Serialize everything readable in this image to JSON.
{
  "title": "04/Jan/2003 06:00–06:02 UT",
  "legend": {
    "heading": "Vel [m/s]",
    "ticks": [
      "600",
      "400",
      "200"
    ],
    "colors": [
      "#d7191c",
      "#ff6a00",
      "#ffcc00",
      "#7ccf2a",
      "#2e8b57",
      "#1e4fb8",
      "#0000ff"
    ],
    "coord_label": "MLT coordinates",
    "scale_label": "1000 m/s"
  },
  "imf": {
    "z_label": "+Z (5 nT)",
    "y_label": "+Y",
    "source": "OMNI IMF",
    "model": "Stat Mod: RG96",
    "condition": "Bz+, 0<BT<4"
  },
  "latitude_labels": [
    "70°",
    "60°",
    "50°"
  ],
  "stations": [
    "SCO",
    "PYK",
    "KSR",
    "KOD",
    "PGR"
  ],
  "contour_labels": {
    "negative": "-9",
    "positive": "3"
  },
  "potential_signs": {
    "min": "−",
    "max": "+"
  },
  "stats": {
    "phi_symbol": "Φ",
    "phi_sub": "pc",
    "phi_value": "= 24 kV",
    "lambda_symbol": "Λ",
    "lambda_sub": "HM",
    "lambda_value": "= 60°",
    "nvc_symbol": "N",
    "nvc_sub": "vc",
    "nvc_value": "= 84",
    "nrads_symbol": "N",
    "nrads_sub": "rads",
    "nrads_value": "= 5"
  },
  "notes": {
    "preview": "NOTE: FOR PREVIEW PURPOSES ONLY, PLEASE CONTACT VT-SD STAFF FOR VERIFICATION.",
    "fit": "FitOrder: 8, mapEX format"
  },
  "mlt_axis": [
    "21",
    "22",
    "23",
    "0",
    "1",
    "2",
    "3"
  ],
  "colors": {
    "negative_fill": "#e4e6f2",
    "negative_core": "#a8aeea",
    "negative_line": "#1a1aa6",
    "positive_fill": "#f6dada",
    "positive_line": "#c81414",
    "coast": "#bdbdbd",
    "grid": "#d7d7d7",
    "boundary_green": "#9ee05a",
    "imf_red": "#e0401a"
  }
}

# [Work to complete]
Return what is listed above, exactly and completely.

# [Task output]
Serialize everything readable in this image to JSON.
{
  "title": "04/Jan/2003 06:00–06:02 UT",
  "legend": {
    "heading": "Vel [m/s]",
    "ticks": [
      "600",
      "400",
      "200"
    ],
    "colors": [
      "#d7191c",
      "#ff6a00",
      "#ffcc00",
      "#7ccf2a",
      "#2e8b57",
      "#1e4fb8",
      "#0000ff"
    ],
    "coord_label": "MLT coordinates",
    "scale_label": "1000 m/s"
  },
  "imf": {
    "z_label": "+Z (5 nT)",
    "y_label": "+Y",
    "source": "OMNI IMF",
    "model": "Stat Mod: RG96",
    "condition": "Bz+, 0<BT<4"
  },
  "latitude_labels": [
    "70°",
    "60°",
    "50°"
  ],
  "stations": [
    "SCO",
    "PYK",
    "KSR",
    "KOD",
    "PGR"
  ],
  "contour_labels": {
    "negative": "-9",
    "positive": "3"
  },
  "potential_signs": {
    "min": "−",
    "max": "+"
  },
  "stats": {
    "phi_symbol": "Φ",
    "phi_sub": "pc",
    "phi_value": "= 24 kV",
    "lambda_symbol": "Λ",
    "lambda_sub": "HM",
    "lambda_value": "= 60°",
    "nvc_symbol": "N",
    "nvc_sub": "vc",
    "nvc_value": "= 84",
    "nrads_symbol": "N",
    "nrads_sub": "rads",
    "nrads_value": "= 5"
  },
  "notes": {
    "preview": "NOTE: FOR PREVIEW PURPOSES ONLY, PLEASE CONTACT VT-SD STAFF FOR VERIFICATION.",
    "fit": "FitOrder: 8, mapEX format"
  },
  "mlt_axis": [
    "21",
    "22",
    "23",
    "0",
    "1",
    "2",
    "3"
  ],
  "colors": {
    "negative_fill": "#e4e6f2",
    "negative_core": "#a8aeea",
    "negative_line": "#1a1aa6",
    "positive_fill": "#f6dada",
    "positive_line": "#c81414",
    "coast": "#bdbdbd",
    "grid": "#d7d7d7",
    "boundary_green": "#9ee05a",
    "imf_red": "#e0401a"
  }
}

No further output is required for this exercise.